The exercise =
Copy out every line that contains "Enschede".

Available records =
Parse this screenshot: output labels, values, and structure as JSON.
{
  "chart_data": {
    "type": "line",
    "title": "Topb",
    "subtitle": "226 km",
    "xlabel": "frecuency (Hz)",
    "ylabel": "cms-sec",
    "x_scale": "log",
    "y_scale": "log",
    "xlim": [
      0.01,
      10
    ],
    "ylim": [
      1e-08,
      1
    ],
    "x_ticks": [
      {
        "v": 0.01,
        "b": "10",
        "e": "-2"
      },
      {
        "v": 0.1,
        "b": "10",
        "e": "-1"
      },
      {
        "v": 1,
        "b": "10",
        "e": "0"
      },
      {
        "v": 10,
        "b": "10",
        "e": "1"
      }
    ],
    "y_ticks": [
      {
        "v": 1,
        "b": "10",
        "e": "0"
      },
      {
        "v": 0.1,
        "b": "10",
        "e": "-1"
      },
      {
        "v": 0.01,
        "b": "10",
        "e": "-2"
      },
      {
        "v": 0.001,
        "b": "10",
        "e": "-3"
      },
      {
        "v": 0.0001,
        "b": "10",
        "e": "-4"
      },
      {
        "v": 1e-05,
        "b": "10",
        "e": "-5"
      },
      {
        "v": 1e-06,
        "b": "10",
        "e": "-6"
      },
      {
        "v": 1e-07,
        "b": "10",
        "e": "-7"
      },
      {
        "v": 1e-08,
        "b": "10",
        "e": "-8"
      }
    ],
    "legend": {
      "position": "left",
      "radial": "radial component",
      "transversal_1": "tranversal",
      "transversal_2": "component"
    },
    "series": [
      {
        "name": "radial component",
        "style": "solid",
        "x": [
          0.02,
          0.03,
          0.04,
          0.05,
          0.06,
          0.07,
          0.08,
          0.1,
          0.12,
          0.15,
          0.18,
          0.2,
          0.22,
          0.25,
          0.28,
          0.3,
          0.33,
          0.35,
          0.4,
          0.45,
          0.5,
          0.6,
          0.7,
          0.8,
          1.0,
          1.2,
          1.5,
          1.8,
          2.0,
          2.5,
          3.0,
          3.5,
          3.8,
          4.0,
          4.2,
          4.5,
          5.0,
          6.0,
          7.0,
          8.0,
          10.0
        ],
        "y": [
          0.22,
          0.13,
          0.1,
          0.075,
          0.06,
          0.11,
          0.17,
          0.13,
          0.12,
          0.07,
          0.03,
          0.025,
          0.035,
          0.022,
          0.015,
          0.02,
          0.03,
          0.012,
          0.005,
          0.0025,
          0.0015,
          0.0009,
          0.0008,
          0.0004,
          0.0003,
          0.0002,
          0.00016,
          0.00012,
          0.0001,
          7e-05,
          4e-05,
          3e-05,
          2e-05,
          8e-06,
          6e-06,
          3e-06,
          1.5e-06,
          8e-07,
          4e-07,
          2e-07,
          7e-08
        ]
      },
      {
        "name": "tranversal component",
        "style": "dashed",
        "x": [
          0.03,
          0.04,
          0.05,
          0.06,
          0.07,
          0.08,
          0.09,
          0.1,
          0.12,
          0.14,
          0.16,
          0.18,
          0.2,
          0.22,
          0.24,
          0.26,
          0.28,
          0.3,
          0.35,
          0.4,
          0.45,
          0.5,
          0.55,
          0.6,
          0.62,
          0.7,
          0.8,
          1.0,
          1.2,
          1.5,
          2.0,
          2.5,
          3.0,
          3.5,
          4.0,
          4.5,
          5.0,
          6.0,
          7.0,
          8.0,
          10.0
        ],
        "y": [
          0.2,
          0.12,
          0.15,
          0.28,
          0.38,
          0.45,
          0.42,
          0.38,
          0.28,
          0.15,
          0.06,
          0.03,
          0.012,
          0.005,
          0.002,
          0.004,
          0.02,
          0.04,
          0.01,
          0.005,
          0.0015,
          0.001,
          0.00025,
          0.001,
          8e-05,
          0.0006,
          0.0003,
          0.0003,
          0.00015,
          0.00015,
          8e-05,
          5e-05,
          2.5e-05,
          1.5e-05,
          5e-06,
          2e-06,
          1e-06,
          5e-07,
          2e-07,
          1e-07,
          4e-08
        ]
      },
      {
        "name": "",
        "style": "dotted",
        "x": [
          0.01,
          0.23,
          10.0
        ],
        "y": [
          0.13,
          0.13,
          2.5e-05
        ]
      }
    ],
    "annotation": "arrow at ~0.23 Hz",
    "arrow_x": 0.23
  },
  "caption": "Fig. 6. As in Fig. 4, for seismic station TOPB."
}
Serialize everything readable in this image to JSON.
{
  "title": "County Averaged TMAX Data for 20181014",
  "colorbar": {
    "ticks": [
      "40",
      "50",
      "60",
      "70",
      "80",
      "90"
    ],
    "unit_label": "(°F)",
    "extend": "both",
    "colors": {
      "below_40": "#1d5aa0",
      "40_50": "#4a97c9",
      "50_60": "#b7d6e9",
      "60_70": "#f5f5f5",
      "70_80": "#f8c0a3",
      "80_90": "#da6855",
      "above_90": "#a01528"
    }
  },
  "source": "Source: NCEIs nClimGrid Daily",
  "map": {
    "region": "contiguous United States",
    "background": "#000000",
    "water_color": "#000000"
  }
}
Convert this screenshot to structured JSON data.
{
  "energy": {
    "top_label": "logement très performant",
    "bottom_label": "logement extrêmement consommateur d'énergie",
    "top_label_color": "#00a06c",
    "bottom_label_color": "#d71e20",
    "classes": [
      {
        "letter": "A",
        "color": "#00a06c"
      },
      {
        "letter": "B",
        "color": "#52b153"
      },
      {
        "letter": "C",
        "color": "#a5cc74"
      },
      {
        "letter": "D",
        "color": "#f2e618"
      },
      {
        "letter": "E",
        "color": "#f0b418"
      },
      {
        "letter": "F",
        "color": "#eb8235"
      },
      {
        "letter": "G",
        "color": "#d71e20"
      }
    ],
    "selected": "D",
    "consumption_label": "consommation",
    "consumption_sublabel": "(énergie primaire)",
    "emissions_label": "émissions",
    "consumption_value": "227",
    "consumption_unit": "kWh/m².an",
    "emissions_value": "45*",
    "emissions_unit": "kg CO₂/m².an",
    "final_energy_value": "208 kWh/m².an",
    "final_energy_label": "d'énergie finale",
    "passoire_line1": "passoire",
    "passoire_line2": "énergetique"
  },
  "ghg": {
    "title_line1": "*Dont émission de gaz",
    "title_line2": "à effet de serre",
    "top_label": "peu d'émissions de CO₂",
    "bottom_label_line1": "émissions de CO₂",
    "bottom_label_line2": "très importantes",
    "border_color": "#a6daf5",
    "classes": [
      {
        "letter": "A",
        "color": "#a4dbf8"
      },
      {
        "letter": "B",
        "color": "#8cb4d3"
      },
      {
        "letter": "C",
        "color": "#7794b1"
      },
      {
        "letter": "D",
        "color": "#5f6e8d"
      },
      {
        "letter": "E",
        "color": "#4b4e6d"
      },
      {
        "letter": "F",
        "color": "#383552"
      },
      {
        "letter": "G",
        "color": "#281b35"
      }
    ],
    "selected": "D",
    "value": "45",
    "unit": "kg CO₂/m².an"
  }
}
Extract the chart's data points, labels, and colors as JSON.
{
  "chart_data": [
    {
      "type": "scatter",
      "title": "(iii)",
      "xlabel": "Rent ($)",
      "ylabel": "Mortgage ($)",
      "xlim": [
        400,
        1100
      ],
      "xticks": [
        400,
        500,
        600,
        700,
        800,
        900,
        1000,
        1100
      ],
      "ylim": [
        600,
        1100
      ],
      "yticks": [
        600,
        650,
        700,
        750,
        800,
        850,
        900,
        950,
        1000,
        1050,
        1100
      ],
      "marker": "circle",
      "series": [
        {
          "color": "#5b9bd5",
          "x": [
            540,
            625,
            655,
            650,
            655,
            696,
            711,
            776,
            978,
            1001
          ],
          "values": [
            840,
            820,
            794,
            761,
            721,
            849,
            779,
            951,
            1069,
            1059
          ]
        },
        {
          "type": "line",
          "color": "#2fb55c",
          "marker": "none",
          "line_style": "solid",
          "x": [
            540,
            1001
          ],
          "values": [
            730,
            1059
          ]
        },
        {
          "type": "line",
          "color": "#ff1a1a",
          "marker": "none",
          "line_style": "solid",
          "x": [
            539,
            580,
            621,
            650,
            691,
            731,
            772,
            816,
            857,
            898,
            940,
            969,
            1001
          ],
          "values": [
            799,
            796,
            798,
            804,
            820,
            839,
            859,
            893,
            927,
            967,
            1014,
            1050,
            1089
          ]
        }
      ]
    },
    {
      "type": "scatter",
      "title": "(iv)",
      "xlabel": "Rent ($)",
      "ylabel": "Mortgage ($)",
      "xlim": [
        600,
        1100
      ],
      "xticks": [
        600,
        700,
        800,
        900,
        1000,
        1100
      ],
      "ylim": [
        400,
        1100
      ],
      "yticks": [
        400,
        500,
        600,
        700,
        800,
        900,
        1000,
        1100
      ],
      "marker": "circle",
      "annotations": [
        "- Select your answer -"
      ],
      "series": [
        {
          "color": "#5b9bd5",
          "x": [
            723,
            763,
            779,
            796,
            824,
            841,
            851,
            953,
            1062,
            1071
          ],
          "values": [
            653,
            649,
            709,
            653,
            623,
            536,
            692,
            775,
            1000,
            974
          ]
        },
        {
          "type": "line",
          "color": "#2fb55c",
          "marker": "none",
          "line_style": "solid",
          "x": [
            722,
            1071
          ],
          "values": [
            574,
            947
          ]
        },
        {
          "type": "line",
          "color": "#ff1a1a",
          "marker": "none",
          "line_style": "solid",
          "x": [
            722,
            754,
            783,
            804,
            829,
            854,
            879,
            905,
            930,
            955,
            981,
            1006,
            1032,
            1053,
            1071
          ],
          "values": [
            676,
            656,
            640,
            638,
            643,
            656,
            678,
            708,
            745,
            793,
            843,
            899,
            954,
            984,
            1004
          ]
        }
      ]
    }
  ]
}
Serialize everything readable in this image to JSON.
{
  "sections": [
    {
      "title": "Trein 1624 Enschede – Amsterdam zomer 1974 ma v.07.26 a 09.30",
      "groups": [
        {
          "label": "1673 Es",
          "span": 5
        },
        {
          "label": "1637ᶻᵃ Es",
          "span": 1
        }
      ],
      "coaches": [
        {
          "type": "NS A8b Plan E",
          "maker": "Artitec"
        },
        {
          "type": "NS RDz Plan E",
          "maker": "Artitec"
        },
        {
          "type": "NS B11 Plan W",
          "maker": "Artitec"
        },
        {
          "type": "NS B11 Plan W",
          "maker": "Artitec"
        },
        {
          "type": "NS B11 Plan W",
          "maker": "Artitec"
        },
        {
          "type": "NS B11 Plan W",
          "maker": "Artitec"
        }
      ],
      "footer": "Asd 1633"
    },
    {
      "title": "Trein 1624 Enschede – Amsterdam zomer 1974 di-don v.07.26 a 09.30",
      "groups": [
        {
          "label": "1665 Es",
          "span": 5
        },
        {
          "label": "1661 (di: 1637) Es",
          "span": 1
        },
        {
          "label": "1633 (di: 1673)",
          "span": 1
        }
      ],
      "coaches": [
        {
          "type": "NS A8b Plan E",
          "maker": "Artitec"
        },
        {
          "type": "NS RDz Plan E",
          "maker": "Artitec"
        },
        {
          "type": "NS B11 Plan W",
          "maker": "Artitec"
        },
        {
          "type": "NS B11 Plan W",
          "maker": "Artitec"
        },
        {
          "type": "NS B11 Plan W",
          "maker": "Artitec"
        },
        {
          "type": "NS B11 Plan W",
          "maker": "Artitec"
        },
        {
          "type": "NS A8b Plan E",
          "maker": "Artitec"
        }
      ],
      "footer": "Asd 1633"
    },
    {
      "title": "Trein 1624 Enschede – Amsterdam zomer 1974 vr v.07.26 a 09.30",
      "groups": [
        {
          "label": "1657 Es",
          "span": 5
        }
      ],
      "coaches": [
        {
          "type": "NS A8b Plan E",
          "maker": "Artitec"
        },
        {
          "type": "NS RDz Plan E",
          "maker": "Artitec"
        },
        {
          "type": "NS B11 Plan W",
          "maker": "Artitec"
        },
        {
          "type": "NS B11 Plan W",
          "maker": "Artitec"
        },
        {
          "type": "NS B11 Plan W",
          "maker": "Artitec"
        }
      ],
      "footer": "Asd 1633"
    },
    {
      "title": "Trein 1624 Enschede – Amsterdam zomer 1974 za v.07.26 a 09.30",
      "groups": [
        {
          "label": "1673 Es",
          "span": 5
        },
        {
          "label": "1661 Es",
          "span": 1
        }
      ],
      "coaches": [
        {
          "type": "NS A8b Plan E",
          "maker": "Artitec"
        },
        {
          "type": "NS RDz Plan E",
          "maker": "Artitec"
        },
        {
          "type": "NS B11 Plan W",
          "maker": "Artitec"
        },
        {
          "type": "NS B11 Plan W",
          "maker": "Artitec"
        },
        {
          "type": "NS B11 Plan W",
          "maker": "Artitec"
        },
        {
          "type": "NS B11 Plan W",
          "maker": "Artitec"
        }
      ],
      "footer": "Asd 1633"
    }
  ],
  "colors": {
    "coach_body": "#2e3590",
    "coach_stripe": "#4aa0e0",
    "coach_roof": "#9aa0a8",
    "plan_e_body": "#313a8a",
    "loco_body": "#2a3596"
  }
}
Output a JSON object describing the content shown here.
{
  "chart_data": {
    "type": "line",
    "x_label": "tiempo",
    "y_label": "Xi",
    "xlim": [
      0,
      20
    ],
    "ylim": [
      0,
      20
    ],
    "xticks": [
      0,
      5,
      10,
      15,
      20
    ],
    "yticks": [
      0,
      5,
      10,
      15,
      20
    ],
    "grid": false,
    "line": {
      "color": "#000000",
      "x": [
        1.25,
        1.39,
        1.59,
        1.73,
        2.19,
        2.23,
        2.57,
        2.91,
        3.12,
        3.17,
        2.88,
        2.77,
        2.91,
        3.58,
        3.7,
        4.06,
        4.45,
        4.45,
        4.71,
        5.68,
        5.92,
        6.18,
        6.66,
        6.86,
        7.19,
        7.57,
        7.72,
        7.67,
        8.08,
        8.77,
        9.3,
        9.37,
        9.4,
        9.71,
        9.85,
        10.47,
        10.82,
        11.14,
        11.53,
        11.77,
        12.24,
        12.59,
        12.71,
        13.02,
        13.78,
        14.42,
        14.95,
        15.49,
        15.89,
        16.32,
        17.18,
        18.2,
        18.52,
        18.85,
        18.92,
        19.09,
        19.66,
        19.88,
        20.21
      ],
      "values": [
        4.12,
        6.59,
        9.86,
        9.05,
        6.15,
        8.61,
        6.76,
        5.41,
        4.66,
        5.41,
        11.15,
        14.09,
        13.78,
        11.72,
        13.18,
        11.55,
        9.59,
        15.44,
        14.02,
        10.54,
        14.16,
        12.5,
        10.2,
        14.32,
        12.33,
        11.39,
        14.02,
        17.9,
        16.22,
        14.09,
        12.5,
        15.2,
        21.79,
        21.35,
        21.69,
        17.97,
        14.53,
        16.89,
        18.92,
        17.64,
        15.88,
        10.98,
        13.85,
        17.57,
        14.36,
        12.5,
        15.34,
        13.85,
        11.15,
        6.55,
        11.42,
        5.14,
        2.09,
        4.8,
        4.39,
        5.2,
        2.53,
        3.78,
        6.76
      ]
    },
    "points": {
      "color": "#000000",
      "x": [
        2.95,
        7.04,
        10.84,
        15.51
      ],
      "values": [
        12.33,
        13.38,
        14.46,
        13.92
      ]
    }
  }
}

Task response =
      "title": "Trein 1624 Enschede – Amsterdam zomer 1974 ma v.07.26 a 09.30",
      "title": "Trein 1624 Enschede – Amsterdam zomer 1974 di-don v.07.26 a 09.30",
      "title": "Trein 1624 Enschede – Amsterdam zomer 1974 vr v.07.26 a 09.30",
      "title": "Trein 1624 Enschede – Amsterdam zomer 1974 za v.07.26 a 09.30",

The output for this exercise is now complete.